_What is asked_. Please transcribe the records precisely; pictures stay out of your copy.

Chart and figure data:
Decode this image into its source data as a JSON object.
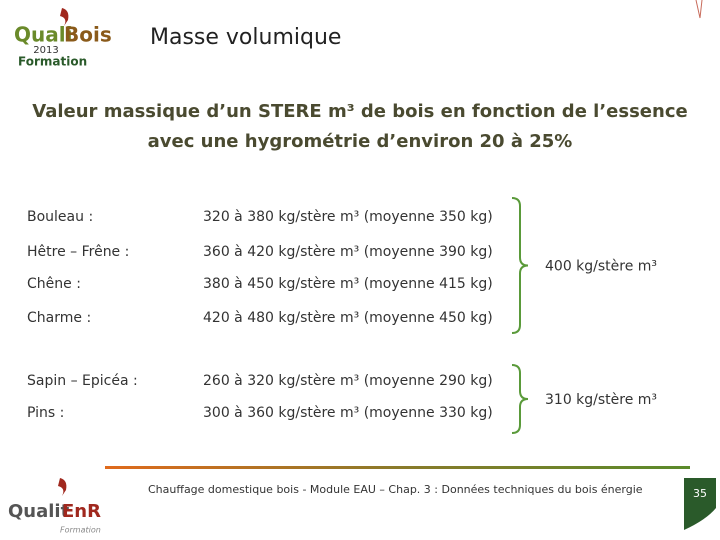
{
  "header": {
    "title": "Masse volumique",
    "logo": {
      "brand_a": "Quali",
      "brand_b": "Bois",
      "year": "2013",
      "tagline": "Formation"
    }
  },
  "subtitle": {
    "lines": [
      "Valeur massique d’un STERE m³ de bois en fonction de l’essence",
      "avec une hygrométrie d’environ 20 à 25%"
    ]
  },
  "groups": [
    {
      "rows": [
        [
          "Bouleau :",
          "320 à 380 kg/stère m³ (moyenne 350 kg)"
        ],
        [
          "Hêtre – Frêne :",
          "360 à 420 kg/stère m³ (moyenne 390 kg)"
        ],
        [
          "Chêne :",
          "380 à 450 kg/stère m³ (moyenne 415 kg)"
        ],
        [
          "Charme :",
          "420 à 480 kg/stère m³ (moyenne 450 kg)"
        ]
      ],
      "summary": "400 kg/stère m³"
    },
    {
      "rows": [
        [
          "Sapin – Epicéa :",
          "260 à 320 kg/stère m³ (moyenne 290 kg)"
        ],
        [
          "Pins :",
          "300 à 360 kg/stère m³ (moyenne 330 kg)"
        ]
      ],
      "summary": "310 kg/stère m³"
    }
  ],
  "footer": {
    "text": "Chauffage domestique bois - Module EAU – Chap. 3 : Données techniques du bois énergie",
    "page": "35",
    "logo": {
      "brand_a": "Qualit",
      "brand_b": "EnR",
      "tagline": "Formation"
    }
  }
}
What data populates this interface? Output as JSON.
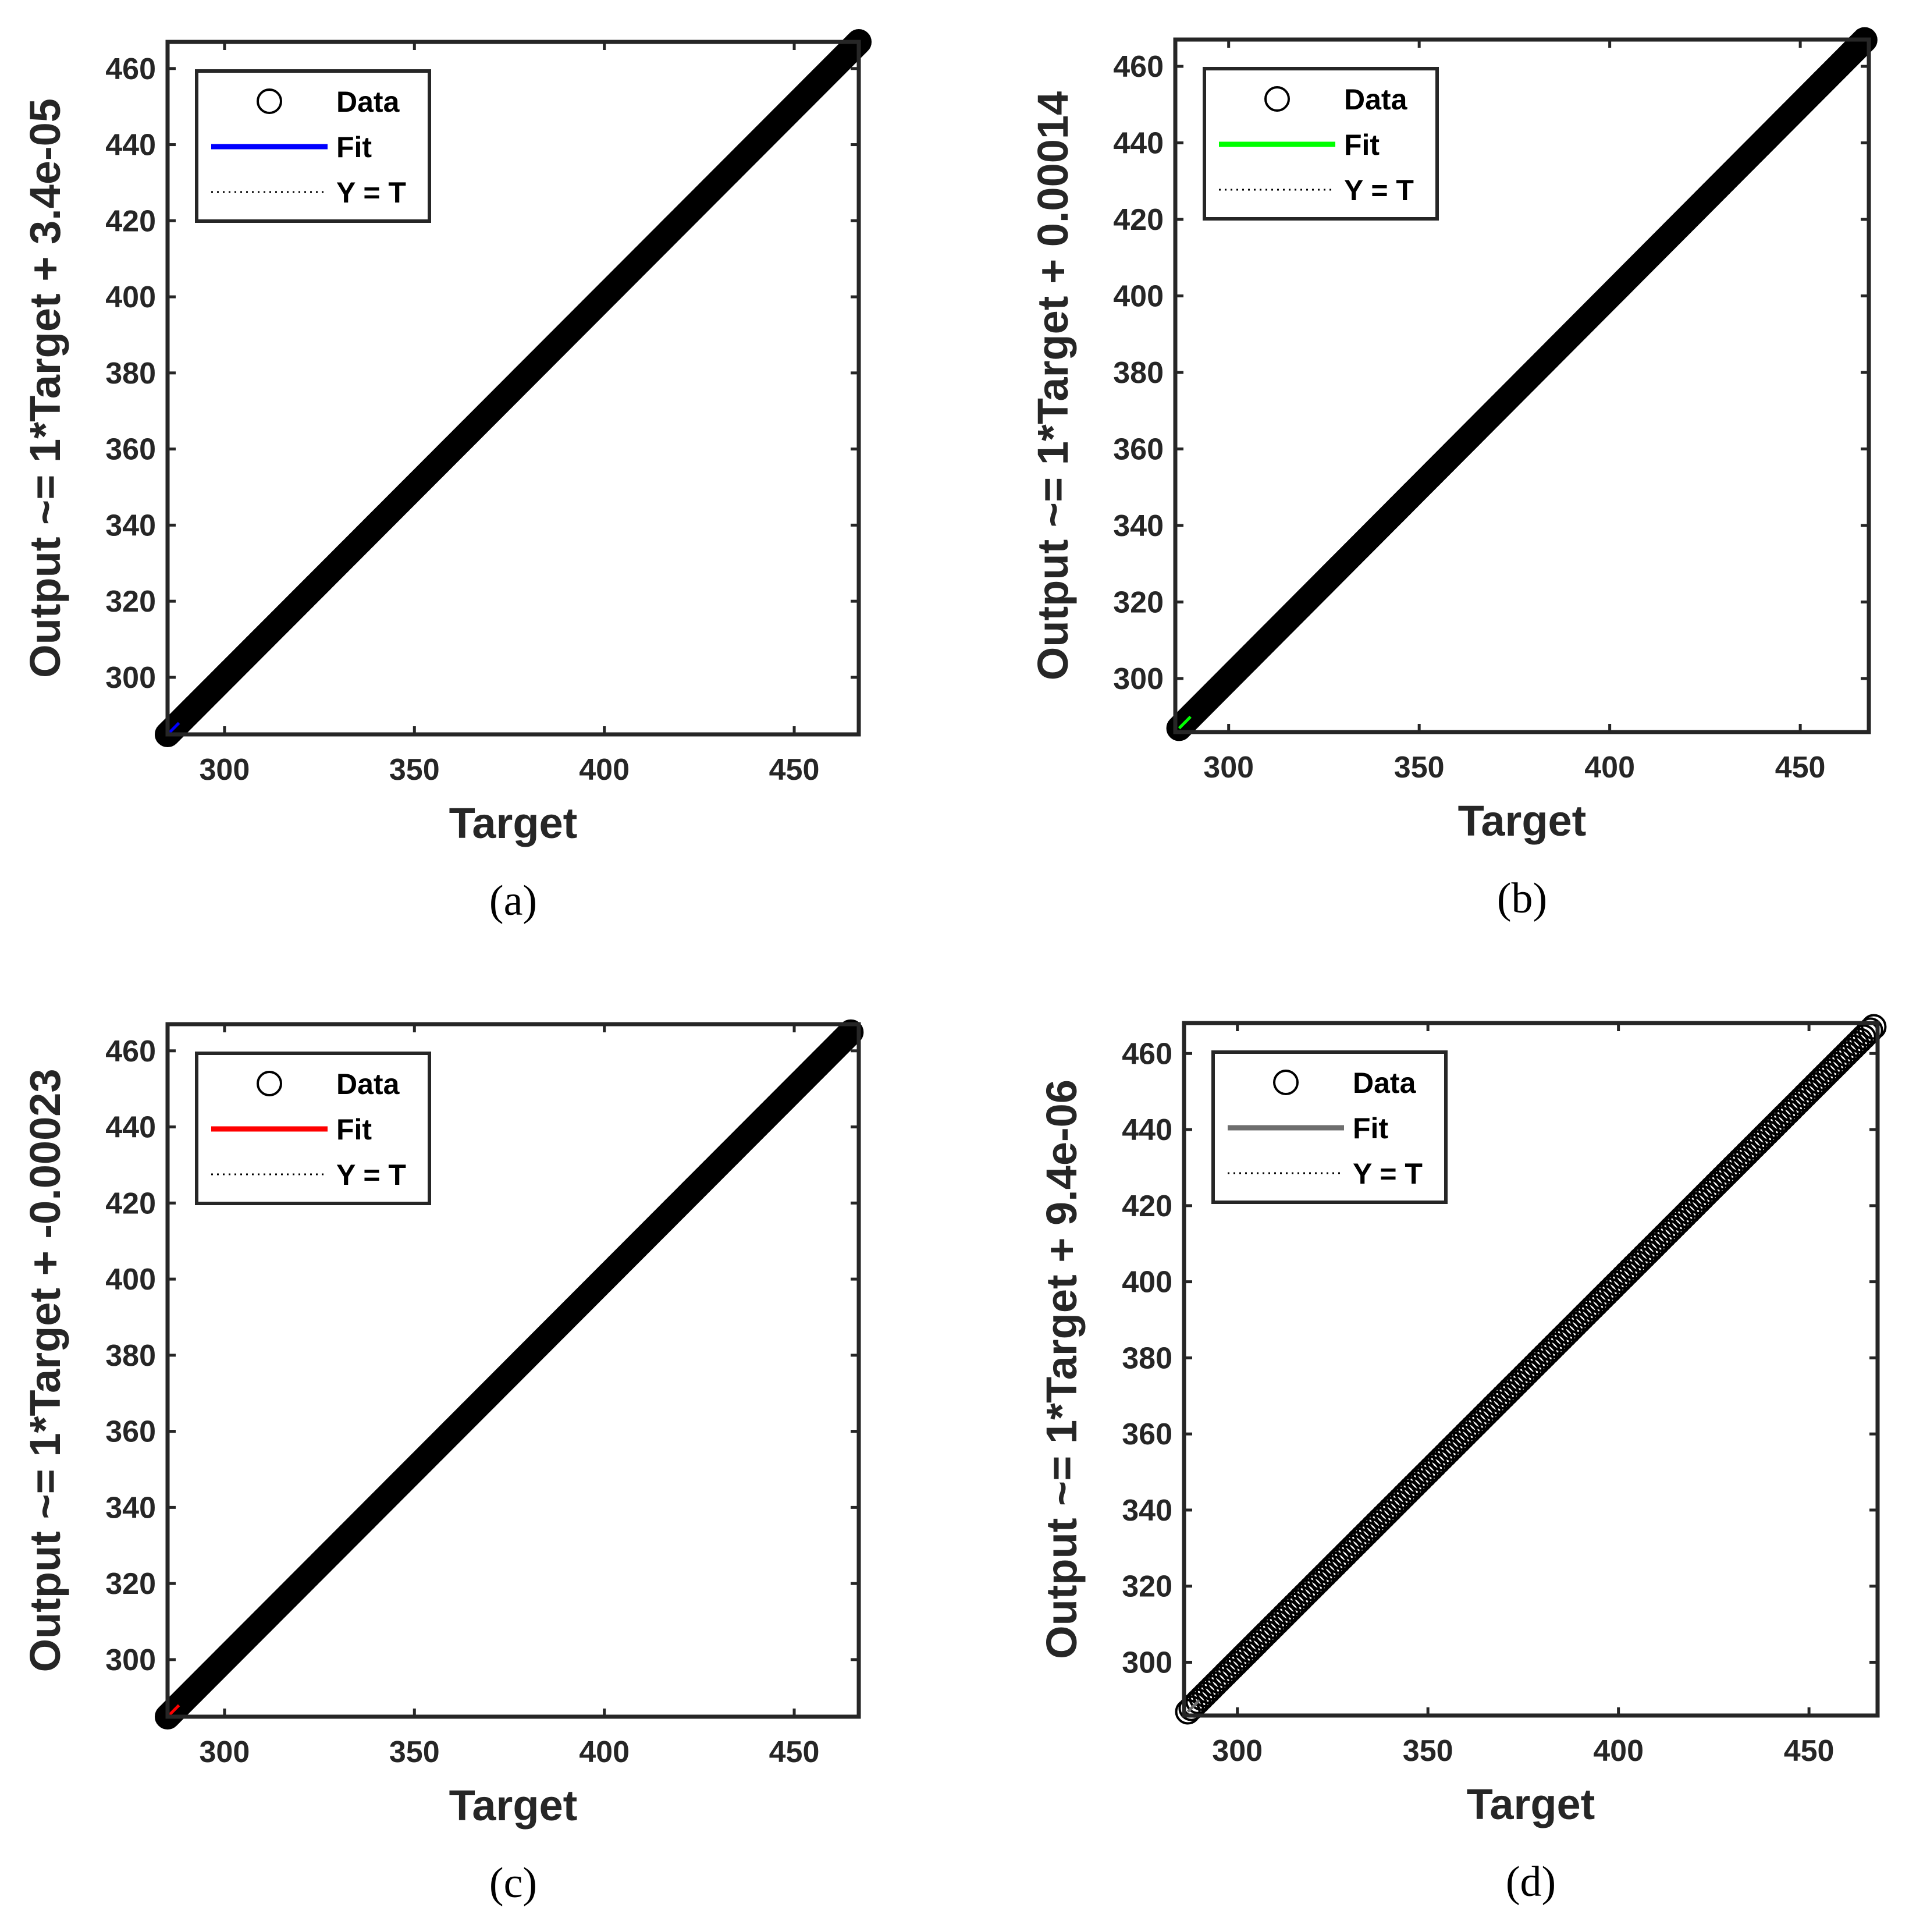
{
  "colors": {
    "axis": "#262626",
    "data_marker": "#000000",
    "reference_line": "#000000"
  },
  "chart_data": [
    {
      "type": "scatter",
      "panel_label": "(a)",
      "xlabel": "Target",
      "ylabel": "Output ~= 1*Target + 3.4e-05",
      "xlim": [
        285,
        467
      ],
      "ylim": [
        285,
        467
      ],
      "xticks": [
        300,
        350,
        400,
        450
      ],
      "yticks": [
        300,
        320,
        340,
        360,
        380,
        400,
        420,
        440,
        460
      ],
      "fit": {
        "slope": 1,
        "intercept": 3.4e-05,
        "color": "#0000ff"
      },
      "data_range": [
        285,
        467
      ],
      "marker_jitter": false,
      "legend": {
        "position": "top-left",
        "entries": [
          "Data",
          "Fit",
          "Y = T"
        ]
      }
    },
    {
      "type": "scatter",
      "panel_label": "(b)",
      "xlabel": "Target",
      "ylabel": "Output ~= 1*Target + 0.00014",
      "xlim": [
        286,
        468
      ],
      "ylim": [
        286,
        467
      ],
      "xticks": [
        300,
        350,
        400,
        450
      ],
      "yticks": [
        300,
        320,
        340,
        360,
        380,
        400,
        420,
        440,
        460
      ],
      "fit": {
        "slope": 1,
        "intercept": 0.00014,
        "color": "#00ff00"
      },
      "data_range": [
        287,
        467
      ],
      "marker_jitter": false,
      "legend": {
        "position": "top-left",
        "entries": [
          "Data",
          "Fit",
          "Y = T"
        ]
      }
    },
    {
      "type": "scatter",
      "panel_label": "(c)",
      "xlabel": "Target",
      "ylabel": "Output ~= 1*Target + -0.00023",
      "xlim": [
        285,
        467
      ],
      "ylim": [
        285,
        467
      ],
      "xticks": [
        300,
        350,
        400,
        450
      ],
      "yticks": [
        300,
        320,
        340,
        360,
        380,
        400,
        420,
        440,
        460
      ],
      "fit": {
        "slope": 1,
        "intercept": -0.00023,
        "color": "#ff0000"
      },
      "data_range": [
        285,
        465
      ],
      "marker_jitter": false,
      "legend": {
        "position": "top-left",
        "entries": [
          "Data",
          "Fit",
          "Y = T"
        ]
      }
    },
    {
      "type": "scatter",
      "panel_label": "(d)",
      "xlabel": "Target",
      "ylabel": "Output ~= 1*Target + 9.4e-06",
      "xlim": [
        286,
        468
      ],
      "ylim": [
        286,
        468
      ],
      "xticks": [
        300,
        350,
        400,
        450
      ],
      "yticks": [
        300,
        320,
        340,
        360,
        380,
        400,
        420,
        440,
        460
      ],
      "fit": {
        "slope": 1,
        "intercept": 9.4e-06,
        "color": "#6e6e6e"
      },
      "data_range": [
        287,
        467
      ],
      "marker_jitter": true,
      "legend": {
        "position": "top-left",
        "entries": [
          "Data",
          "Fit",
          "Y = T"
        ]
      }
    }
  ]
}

_Task result_.
Decode this image into its source data as a JSON object.
{
  "header": {
    "title": "Masse volumique",
    "logo": {
      "brand_a": "Quali",
      "brand_b": "Bois",
      "year": "2013",
      "tagline": "Formation"
    }
  },
  "subtitle": {
    "lines": [
      "Valeur massique d’un STERE m³ de bois en fonction de l’essence",
      "avec une hygrométrie d’environ 20 à 25%"
    ]
  },
  "groups": [
    {
      "rows": [
        [
          "Bouleau :",
          "320 à 380 kg/stère m³ (moyenne 350 kg)"
        ],
        [
          "Hêtre – Frêne :",
          "360 à 420 kg/stère m³ (moyenne 390 kg)"
        ],
        [
          "Chêne :",
          "380 à 450 kg/stère m³ (moyenne 415 kg)"
        ],
        [
          "Charme :",
          "420 à 480 kg/stère m³ (moyenne 450 kg)"
        ]
      ],
      "summary": "400 kg/stère m³"
    },
    {
      "rows": [
        [
          "Sapin – Epicéa :",
          "260 à 320 kg/stère m³ (moyenne 290 kg)"
        ],
        [
          "Pins :",
          "300 à 360 kg/stère m³ (moyenne 330 kg)"
        ]
      ],
      "summary": "310 kg/stère m³"
    }
  ],
  "footer": {
    "text": "Chauffage domestique bois - Module EAU – Chap. 3 : Données techniques du bois énergie",
    "page": "35",
    "logo": {
      "brand_a": "Qualit",
      "brand_b": "EnR",
      "tagline": "Formation"
    }
  }
}
What data populates this interface? Output as JSON.
{
  "colors": {
    "axis": "#262626",
    "data_marker": "#000000",
    "reference_line": "#000000"
  },
  "chart_data": [
    {
      "type": "scatter",
      "panel_label": "(a)",
      "xlabel": "Target",
      "ylabel": "Output ~= 1*Target + 3.4e-05",
      "xlim": [
        285,
        467
      ],
      "ylim": [
        285,
        467
      ],
      "xticks": [
        300,
        350,
        400,
        450
      ],
      "yticks": [
        300,
        320,
        340,
        360,
        380,
        400,
        420,
        440,
        460
      ],
      "fit": {
        "slope": 1,
        "intercept": 3.4e-05,
        "color": "#0000ff"
      },
      "data_range": [
        285,
        467
      ],
      "marker_jitter": false,
      "legend": {
        "position": "top-left",
        "entries": [
          "Data",
          "Fit",
          "Y = T"
        ]
      }
    },
    {
      "type": "scatter",
      "panel_label": "(b)",
      "xlabel": "Target",
      "ylabel": "Output ~= 1*Target + 0.00014",
      "xlim": [
        286,
        468
      ],
      "ylim": [
        286,
        467
      ],
      "xticks": [
        300,
        350,
        400,
        450
      ],
      "yticks": [
        300,
        320,
        340,
        360,
        380,
        400,
        420,
        440,
        460
      ],
      "fit": {
        "slope": 1,
        "intercept": 0.00014,
        "color": "#00ff00"
      },
      "data_range": [
        287,
        467
      ],
      "marker_jitter": false,
      "legend": {
        "position": "top-left",
        "entries": [
          "Data",
          "Fit",
          "Y = T"
        ]
      }
    },
    {
      "type": "scatter",
      "panel_label": "(c)",
      "xlabel": "Target",
      "ylabel": "Output ~= 1*Target + -0.00023",
      "xlim": [
        285,
        467
      ],
      "ylim": [
        285,
        467
      ],
      "xticks": [
        300,
        350,
        400,
        450
      ],
      "yticks": [
        300,
        320,
        340,
        360,
        380,
        400,
        420,
        440,
        460
      ],
      "fit": {
        "slope": 1,
        "intercept": -0.00023,
        "color": "#ff0000"
      },
      "data_range": [
        285,
        465
      ],
      "marker_jitter": false,
      "legend": {
        "position": "top-left",
        "entries": [
          "Data",
          "Fit",
          "Y = T"
        ]
      }
    },
    {
      "type": "scatter",
      "panel_label": "(d)",
      "xlabel": "Target",
      "ylabel": "Output ~= 1*Target + 9.4e-06",
      "xlim": [
        286,
        468
      ],
      "ylim": [
        286,
        468
      ],
      "xticks": [
        300,
        350,
        400,
        450
      ],
      "yticks": [
        300,
        320,
        340,
        360,
        380,
        400,
        420,
        440,
        460
      ],
      "fit": {
        "slope": 1,
        "intercept": 9.4e-06,
        "color": "#6e6e6e"
      },
      "data_range": [
        287,
        467
      ],
      "marker_jitter": true,
      "legend": {
        "position": "top-left",
        "entries": [
          "Data",
          "Fit",
          "Y = T"
        ]
      }
    }
  ]
}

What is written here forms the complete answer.